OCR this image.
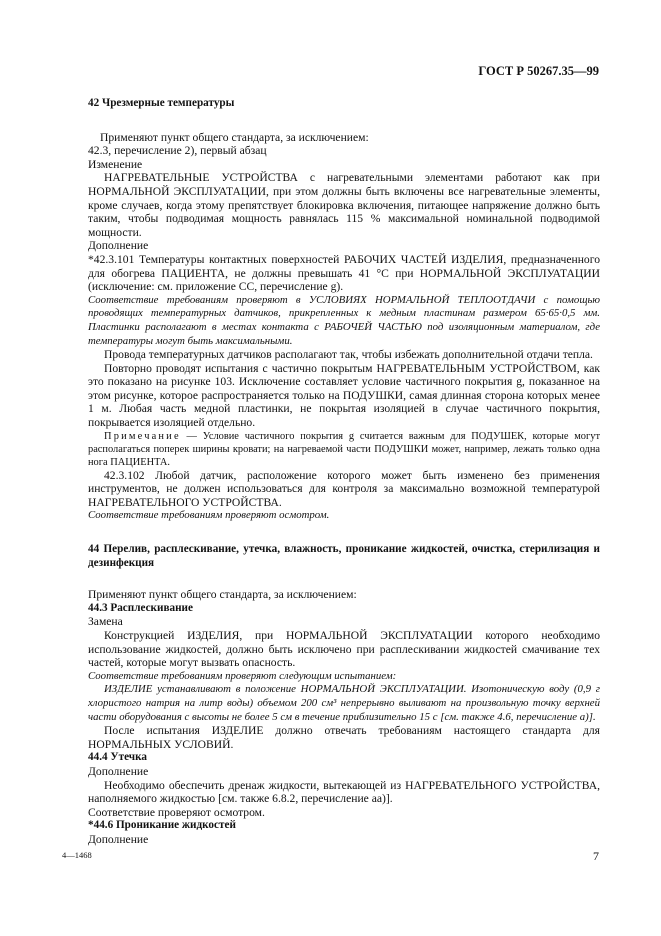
ГОСТ Р 50267.35—99

42 Чрезмерные температуры

Применяют пункт общего стандарта, за исключением:

42.3, перечисление 2), первый абзац

Изменение

НАГРЕВАТЕЛЬНЫЕ УСТРОЙСТВА с нагревательными элементами работают как при НОРМАЛЬНОЙ ЭКСПЛУАТАЦИИ, при этом должны быть включены все нагревательные элементы, кроме случаев, когда этому препятствует блокировка включения, питающее напряжение должно быть таким, чтобы подводимая мощность равнялась 115 % максимальной номинальной подводимой мощности.

Дополнение

*42.3.101 Температуры контактных поверхностей РАБОЧИХ ЧАСТЕЙ ИЗДЕЛИЯ, предназначенного для обогрева ПАЦИЕНТА, не должны превышать 41 °С при НОРМАЛЬНОЙ ЭКСПЛУАТАЦИИ (исключение: см. приложение СС, перечисление g).

Соответствие требованиям проверяют в УСЛОВИЯХ НОРМАЛЬНОЙ ТЕПЛООТДАЧИ с помощью проводящих температурных датчиков, прикрепленных к медным пластинам размером 65·65·0,5 мм. Пластинки располагают в местах контакта с РАБОЧЕЙ ЧАСТЬЮ под изоляционным материалом, где температуры могут быть максимальными.

Провода температурных датчиков располагают так, чтобы избежать дополнительной отдачи тепла.

Повторно проводят испытания с частично покрытым НАГРЕВАТЕЛЬНЫМ УСТРОЙСТВОМ, как это показано на рисунке 103. Исключение составляет условие частичного покрытия g, показанное на этом рисунке, которое распространяется только на ПОДУШКИ, самая длинная сторона которых менее 1 м. Любая часть медной пластинки, не покрытая изоляцией в случае частичного покрытия, покрывается изоляцией отдельно.

Примечание — Условие частичного покрытия g считается важным для ПОДУШЕК, которые могут располагаться поперек ширины кровати; на нагреваемой части ПОДУШКИ может, например, лежать только одна нога ПАЦИЕНТА.

42.3.102 Любой датчик, расположение которого может быть изменено без применения инструментов, не должен использоваться для контроля за максимально возможной температурой НАГРЕВАТЕЛЬНОГО УСТРОЙСТВА.

Соответствие требованиям проверяют осмотром.

44 Перелив, расплескивание, утечка, влажность, проникание жидкостей, очистка, стерилизация и дезинфекция

Применяют пункт общего стандарта, за исключением:

44.3 Расплескивание

Замена

Конструкцией ИЗДЕЛИЯ, при НОРМАЛЬНОЙ ЭКСПЛУАТАЦИИ которого необходимо использование жидкостей, должно быть исключено при расплескивании жидкостей смачивание тех частей, которые могут вызвать опасность.

Соответствие требованиям проверяют следующим испытанием:

ИЗДЕЛИЕ устанавливают в положение НОРМАЛЬНОЙ ЭКСПЛУАТАЦИИ. Изотоническую воду (0,9 г хлористого натрия на литр воды) объемом 200 см³ непрерывно выливают на произвольную точку верхней части оборудования с высоты не более 5 см в течение приблизительно 15 с [см. также 4.6, перечисление а)].

После испытания ИЗДЕЛИЕ должно отвечать требованиям настоящего стандарта для НОРМАЛЬНЫХ УСЛОВИЙ.

44.4 Утечка

Дополнение

Необходимо обеспечить дренаж жидкости, вытекающей из НАГРЕВАТЕЛЬНОГО УСТРОЙСТВА, наполняемого жидкостью [см. также 6.8.2, перечисление аа)].

Соответствие проверяют осмотром.

*44.6 Проникание жидкостей

Дополнение

4—1468	7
:::
Problem statement: Without the pictures, output the full listing exactly as it stands.

Correct result:
OCR this image.
ГОСТ Р 50267.35—99

42 Чрезмерные температуры

Применяют пункт общего стандарта, за исключением:

42.3, перечисление 2), первый абзац

Изменение

НАГРЕВАТЕЛЬНЫЕ УСТРОЙСТВА с нагревательными элементами работают как при НОРМАЛЬНОЙ ЭКСПЛУАТАЦИИ, при этом должны быть включены все нагревательные элементы, кроме случаев, когда этому препятствует блокировка включения, питающее напряжение должно быть таким, чтобы подводимая мощность равнялась 115 % максимальной номинальной подводимой мощности.

Дополнение

*42.3.101 Температуры контактных поверхностей РАБОЧИХ ЧАСТЕЙ ИЗДЕЛИЯ, предназначенного для обогрева ПАЦИЕНТА, не должны превышать 41 °С при НОРМАЛЬНОЙ ЭКСПЛУАТАЦИИ (исключение: см. приложение СС, перечисление g).

Соответствие требованиям проверяют в УСЛОВИЯХ НОРМАЛЬНОЙ ТЕПЛООТДАЧИ с помощью проводящих температурных датчиков, прикрепленных к медным пластинам размером 65·65·0,5 мм. Пластинки располагают в местах контакта с РАБОЧЕЙ ЧАСТЬЮ под изоляционным материалом, где температуры могут быть максимальными.

Провода температурных датчиков располагают так, чтобы избежать дополнительной отдачи тепла.

Повторно проводят испытания с частично покрытым НАГРЕВАТЕЛЬНЫМ УСТРОЙСТВОМ, как это показано на рисунке 103. Исключение составляет условие частичного покрытия g, показанное на этом рисунке, которое распространяется только на ПОДУШКИ, самая длинная сторона которых менее 1 м. Любая часть медной пластинки, не покрытая изоляцией в случае частичного покрытия, покрывается изоляцией отдельно.

Примечание — Условие частичного покрытия g считается важным для ПОДУШЕК, которые могут располагаться поперек ширины кровати; на нагреваемой части ПОДУШКИ может, например, лежать только одна нога ПАЦИЕНТА.

42.3.102 Любой датчик, расположение которого может быть изменено без применения инструментов, не должен использоваться для контроля за максимально возможной температурой НАГРЕВАТЕЛЬНОГО УСТРОЙСТВА.

Соответствие требованиям проверяют осмотром.

44 Перелив, расплескивание, утечка, влажность, проникание жидкостей, очистка, стерилизация и дезинфекция

Применяют пункт общего стандарта, за исключением:

44.3 Расплескивание

Замена

Конструкцией ИЗДЕЛИЯ, при НОРМАЛЬНОЙ ЭКСПЛУАТАЦИИ которого необходимо использование жидкостей, должно быть исключено при расплескивании жидкостей смачивание тех частей, которые могут вызвать опасность.

Соответствие требованиям проверяют следующим испытанием:

ИЗДЕЛИЕ устанавливают в положение НОРМАЛЬНОЙ ЭКСПЛУАТАЦИИ. Изотоническую воду (0,9 г хлористого натрия на литр воды) объемом 200 см³ непрерывно выливают на произвольную точку верхней части оборудования с высоты не более 5 см в течение приблизительно 15 с [см. также 4.6, перечисление а)].

После испытания ИЗДЕЛИЕ должно отвечать требованиям настоящего стандарта для НОРМАЛЬНЫХ УСЛОВИЙ.

44.4 Утечка

Дополнение

Необходимо обеспечить дренаж жидкости, вытекающей из НАГРЕВАТЕЛЬНОГО УСТРОЙСТВА, наполняемого жидкостью [см. также 6.8.2, перечисление аа)].

Соответствие проверяют осмотром.

*44.6 Проникание жидкостей

Дополнение

4—1468	7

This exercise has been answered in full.